--- Given request ---
Extract the listing below in full, unchanged.

--- Source material ---

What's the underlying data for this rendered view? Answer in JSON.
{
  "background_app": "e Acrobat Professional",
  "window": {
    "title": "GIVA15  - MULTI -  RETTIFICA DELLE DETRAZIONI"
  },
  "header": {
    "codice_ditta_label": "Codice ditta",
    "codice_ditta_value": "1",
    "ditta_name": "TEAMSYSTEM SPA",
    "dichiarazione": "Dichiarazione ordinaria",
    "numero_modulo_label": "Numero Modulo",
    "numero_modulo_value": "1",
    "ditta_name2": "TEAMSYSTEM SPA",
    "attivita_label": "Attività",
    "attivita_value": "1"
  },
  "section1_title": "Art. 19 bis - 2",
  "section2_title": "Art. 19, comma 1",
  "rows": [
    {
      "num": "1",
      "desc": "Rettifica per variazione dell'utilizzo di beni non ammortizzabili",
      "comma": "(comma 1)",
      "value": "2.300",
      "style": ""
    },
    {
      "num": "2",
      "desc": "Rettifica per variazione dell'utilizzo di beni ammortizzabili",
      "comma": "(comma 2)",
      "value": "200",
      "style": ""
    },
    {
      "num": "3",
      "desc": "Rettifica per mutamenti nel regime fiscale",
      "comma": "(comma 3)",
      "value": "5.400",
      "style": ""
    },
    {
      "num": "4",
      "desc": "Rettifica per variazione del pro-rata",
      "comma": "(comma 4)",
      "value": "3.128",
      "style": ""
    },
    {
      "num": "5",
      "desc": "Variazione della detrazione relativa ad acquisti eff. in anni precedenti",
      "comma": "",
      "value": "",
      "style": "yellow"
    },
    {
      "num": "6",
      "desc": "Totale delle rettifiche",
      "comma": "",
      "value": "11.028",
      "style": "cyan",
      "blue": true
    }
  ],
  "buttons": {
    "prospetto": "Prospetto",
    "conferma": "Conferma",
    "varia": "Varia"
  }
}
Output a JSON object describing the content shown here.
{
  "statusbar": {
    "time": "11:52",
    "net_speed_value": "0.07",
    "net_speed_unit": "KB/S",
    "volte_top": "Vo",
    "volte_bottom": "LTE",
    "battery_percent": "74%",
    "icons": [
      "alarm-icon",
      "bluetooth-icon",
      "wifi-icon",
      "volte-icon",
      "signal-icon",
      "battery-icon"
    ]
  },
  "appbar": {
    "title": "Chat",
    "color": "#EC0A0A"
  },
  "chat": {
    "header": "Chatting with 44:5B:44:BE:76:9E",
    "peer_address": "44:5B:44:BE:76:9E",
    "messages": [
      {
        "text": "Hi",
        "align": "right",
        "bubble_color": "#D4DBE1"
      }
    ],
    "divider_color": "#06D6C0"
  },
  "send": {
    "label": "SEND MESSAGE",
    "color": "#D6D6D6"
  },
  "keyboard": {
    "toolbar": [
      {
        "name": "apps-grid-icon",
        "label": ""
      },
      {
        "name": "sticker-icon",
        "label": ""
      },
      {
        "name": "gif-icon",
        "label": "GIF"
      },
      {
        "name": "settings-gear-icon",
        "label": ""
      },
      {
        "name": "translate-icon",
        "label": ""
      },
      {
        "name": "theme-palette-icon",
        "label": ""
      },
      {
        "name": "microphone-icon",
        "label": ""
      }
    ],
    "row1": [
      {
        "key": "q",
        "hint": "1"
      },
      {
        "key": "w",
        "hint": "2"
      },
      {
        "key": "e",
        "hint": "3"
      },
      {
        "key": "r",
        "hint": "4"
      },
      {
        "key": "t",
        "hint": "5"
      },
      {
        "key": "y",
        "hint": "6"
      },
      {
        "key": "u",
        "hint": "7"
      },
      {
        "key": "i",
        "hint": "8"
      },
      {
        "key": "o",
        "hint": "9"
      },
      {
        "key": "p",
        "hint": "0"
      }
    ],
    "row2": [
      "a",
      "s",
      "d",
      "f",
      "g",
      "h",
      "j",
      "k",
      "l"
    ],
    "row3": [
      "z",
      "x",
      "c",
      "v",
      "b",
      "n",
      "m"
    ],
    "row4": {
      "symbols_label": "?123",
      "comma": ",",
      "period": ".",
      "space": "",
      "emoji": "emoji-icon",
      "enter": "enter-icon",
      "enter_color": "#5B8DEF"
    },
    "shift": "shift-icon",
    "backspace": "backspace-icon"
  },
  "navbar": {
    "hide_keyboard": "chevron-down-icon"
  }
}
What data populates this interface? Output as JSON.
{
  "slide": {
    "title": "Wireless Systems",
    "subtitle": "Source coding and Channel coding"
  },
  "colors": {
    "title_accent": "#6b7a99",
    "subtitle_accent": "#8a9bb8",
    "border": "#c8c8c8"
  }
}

--- Solution to the problem ---
What's the underlying data for this rendered view? Answer in JSON.
{
  "background_app": "e Acrobat Professional",
  "window": {
    "title": "GIVA15  - MULTI -  RETTIFICA DELLE DETRAZIONI"
  },
  "header": {
    "codice_ditta_label": "Codice ditta",
    "codice_ditta_value": "1",
    "ditta_name": "TEAMSYSTEM SPA",
    "dichiarazione": "Dichiarazione ordinaria",
    "numero_modulo_label": "Numero Modulo",
    "numero_modulo_value": "1",
    "ditta_name2": "TEAMSYSTEM SPA",
    "attivita_label": "Attività",
    "attivita_value": "1"
  },
  "section1_title": "Art. 19 bis - 2",
  "section2_title": "Art. 19, comma 1",
  "rows": [
    {
      "num": "1",
      "desc": "Rettifica per variazione dell'utilizzo di beni non ammortizzabili",
      "comma": "(comma 1)",
      "value": "2.300",
      "style": ""
    },
    {
      "num": "2",
      "desc": "Rettifica per variazione dell'utilizzo di beni ammortizzabili",
      "comma": "(comma 2)",
      "value": "200",
      "style": ""
    },
    {
      "num": "3",
      "desc": "Rettifica per mutamenti nel regime fiscale",
      "comma": "(comma 3)",
      "value": "5.400",
      "style": ""
    },
    {
      "num": "4",
      "desc": "Rettifica per variazione del pro-rata",
      "comma": "(comma 4)",
      "value": "3.128",
      "style": ""
    },
    {
      "num": "5",
      "desc": "Variazione della detrazione relativa ad acquisti eff. in anni precedenti",
      "comma": "",
      "value": "",
      "style": "yellow"
    },
    {
      "num": "6",
      "desc": "Totale delle rettifiche",
      "comma": "",
      "value": "11.028",
      "style": "cyan",
      "blue": true
    }
  ],
  "buttons": {
    "prospetto": "Prospetto",
    "conferma": "Conferma",
    "varia": "Varia"
  }
}
Output a JSON object describing the content shown here.
{
  "statusbar": {
    "time": "11:52",
    "net_speed_value": "0.07",
    "net_speed_unit": "KB/S",
    "volte_top": "Vo",
    "volte_bottom": "LTE",
    "battery_percent": "74%",
    "icons": [
      "alarm-icon",
      "bluetooth-icon",
      "wifi-icon",
      "volte-icon",
      "signal-icon",
      "battery-icon"
    ]
  },
  "appbar": {
    "title": "Chat",
    "color": "#EC0A0A"
  },
  "chat": {
    "header": "Chatting with 44:5B:44:BE:76:9E",
    "peer_address": "44:5B:44:BE:76:9E",
    "messages": [
      {
        "text": "Hi",
        "align": "right",
        "bubble_color": "#D4DBE1"
      }
    ],
    "divider_color": "#06D6C0"
  },
  "send": {
    "label": "SEND MESSAGE",
    "color": "#D6D6D6"
  },
  "keyboard": {
    "toolbar": [
      {
        "name": "apps-grid-icon",
        "label": ""
      },
      {
        "name": "sticker-icon",
        "label": ""
      },
      {
        "name": "gif-icon",
        "label": "GIF"
      },
      {
        "name": "settings-gear-icon",
        "label": ""
      },
      {
        "name": "translate-icon",
        "label": ""
      },
      {
        "name": "theme-palette-icon",
        "label": ""
      },
      {
        "name": "microphone-icon",
        "label": ""
      }
    ],
    "row1": [
      {
        "key": "q",
        "hint": "1"
      },
      {
        "key": "w",
        "hint": "2"
      },
      {
        "key": "e",
        "hint": "3"
      },
      {
        "key": "r",
        "hint": "4"
      },
      {
        "key": "t",
        "hint": "5"
      },
      {
        "key": "y",
        "hint": "6"
      },
      {
        "key": "u",
        "hint": "7"
      },
      {
        "key": "i",
        "hint": "8"
      },
      {
        "key": "o",
        "hint": "9"
      },
      {
        "key": "p",
        "hint": "0"
      }
    ],
    "row2": [
      "a",
      "s",
      "d",
      "f",
      "g",
      "h",
      "j",
      "k",
      "l"
    ],
    "row3": [
      "z",
      "x",
      "c",
      "v",
      "b",
      "n",
      "m"
    ],
    "row4": {
      "symbols_label": "?123",
      "comma": ",",
      "period": ".",
      "space": "",
      "emoji": "emoji-icon",
      "enter": "enter-icon",
      "enter_color": "#5B8DEF"
    },
    "shift": "shift-icon",
    "backspace": "backspace-icon"
  },
  "navbar": {
    "hide_keyboard": "chevron-down-icon"
  }
}
What data populates this interface? Output as JSON.
{
  "slide": {
    "title": "Wireless Systems",
    "subtitle": "Source coding and Channel coding"
  },
  "colors": {
    "title_accent": "#6b7a99",
    "subtitle_accent": "#8a9bb8",
    "border": "#c8c8c8"
  }
}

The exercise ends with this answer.